▶ **WRITTEN PROBLEM**: Can you put only the lines of the items that run from the very first line through the one containing "cell-work-name[interactable]: Простые задачи" into a JSON list of strings, one string per line, leaving out blank lines?

--- Begin ---

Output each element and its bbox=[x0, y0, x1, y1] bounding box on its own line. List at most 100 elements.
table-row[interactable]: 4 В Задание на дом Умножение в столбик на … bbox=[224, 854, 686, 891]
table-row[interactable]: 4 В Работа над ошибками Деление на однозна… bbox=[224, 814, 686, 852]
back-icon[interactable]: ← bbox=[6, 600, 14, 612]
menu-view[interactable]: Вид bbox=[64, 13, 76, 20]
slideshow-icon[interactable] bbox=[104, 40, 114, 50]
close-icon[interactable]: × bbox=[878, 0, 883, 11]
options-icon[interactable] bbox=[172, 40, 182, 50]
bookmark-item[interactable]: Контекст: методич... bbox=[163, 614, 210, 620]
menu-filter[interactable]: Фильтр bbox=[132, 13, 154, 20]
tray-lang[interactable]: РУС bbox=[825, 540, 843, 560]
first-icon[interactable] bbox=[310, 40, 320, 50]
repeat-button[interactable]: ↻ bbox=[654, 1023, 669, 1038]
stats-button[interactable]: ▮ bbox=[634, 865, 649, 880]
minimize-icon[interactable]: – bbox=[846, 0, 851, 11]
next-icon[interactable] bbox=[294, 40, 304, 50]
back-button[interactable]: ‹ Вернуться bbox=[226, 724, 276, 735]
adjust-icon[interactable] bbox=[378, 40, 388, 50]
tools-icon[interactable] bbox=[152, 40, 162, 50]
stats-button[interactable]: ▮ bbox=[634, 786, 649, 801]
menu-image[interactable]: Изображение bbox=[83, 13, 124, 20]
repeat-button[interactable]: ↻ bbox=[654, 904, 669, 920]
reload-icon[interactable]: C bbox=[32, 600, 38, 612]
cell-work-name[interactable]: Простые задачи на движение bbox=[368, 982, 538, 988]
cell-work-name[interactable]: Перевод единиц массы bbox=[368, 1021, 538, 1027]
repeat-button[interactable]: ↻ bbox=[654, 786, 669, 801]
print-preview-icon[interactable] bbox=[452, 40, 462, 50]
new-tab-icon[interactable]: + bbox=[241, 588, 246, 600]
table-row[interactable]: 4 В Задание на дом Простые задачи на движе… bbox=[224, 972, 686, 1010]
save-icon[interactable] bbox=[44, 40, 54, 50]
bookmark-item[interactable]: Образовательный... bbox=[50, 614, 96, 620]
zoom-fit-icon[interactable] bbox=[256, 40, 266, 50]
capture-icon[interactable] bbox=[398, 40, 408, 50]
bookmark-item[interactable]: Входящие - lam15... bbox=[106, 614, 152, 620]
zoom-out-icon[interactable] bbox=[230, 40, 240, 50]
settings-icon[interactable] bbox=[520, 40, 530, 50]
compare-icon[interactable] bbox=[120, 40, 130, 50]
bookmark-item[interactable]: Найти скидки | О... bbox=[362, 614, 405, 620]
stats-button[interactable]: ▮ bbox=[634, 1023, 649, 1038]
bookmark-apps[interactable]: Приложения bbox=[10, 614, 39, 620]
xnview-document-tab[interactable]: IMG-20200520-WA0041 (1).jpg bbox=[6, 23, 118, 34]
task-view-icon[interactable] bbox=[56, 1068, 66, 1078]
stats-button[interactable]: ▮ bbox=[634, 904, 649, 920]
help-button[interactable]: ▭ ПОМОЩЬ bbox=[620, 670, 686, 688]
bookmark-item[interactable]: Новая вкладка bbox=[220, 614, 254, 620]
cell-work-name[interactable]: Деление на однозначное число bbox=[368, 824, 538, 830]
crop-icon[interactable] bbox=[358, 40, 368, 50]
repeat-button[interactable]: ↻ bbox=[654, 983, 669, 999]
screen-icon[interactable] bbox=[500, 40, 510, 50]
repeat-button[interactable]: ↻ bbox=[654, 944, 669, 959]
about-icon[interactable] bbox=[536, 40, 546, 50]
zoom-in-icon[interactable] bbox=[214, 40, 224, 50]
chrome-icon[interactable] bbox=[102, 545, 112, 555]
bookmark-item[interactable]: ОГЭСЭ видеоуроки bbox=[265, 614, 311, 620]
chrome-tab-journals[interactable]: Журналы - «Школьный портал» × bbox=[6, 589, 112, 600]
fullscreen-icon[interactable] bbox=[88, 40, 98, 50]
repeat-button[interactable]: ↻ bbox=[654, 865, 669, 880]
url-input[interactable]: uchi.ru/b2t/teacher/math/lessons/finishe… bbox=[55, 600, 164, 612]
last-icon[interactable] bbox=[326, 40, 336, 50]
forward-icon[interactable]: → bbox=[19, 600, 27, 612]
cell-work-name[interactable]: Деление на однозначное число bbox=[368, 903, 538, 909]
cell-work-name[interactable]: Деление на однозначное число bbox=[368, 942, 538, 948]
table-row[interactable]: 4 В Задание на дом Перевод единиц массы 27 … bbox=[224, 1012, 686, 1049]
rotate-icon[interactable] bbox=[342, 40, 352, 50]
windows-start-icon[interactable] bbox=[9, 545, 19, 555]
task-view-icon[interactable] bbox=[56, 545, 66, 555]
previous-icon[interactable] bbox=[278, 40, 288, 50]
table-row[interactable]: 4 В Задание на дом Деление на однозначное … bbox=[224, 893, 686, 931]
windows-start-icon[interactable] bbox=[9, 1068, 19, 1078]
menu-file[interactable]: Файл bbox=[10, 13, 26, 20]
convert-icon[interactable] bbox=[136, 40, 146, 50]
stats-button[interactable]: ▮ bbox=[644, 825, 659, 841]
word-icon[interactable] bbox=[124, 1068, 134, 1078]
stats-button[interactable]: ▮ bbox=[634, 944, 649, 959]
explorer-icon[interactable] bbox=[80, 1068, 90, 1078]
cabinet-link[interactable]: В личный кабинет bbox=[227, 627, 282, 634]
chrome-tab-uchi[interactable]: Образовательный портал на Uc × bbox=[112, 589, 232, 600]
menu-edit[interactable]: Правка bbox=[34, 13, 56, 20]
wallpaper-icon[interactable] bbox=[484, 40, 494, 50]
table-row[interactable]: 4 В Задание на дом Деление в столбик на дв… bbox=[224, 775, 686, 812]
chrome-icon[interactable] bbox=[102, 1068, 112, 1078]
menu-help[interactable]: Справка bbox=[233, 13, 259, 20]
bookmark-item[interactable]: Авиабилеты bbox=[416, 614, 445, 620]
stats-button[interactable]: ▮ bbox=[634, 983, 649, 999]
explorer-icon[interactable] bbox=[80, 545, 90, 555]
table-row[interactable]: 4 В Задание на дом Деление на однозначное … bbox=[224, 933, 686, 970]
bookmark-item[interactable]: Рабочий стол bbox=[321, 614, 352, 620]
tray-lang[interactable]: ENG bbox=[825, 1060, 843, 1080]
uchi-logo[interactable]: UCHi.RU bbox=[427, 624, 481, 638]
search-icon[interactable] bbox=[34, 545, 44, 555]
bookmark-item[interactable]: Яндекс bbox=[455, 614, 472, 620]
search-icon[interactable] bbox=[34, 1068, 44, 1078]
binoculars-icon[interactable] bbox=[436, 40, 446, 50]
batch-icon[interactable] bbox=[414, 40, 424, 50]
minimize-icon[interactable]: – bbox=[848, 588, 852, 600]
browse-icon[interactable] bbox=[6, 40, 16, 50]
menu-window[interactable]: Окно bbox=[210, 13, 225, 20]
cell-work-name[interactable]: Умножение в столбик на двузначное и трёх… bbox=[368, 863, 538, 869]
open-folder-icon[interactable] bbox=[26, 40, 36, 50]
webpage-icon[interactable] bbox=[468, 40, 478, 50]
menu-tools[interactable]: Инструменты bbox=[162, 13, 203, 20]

--- End ---

▶ **EXERCISE RESULT**:
[
  "Output each element and its bbox=[x0, y0, x1, y1] bounding box on its own line. List at most 100 elements.",
  "table-row[interactable]: 4 В Задание на дом Умножение в столбик на … bbox=[224, 854, 686, 891]",
  "table-row[interactable]: 4 В Работа над ошибками Деление на однозна… bbox=[224, 814, 686, 852]",
  "back-icon[interactable]: ← bbox=[6, 600, 14, 612]",
  "menu-view[interactable]: Вид bbox=[64, 13, 76, 20]",
  "slideshow-icon[interactable] bbox=[104, 40, 114, 50]",
  "close-icon[interactable]: × bbox=[878, 0, 883, 11]",
  "options-icon[interactable] bbox=[172, 40, 182, 50]",
  "bookmark-item[interactable]: Контекст: методич... bbox=[163, 614, 210, 620]",
  "menu-filter[interactable]: Фильтр bbox=[132, 13, 154, 20]",
  "tray-lang[interactable]: РУС bbox=[825, 540, 843, 560]",
  "first-icon[interactable] bbox=[310, 40, 320, 50]",
  "repeat-button[interactable]: ↻ bbox=[654, 1023, 669, 1038]",
  "stats-button[interactable]: ▮ bbox=[634, 865, 649, 880]",
  "minimize-icon[interactable]: – bbox=[846, 0, 851, 11]",
  "next-icon[interactable] bbox=[294, 40, 304, 50]",
  "back-button[interactable]: ‹ Вернуться bbox=[226, 724, 276, 735]",
  "adjust-icon[interactable] bbox=[378, 40, 388, 50]",
  "tools-icon[interactable] bbox=[152, 40, 162, 50]",
  "stats-button[interactable]: ▮ bbox=[634, 786, 649, 801]",
  "menu-image[interactable]: Изображение bbox=[83, 13, 124, 20]",
  "repeat-button[interactable]: ↻ bbox=[654, 904, 669, 920]",
  "reload-icon[interactable]: C bbox=[32, 600, 38, 612]",
  "cell-work-name[interactable]: Простые задачи на движение bbox=[368, 982, 538, 988]"
]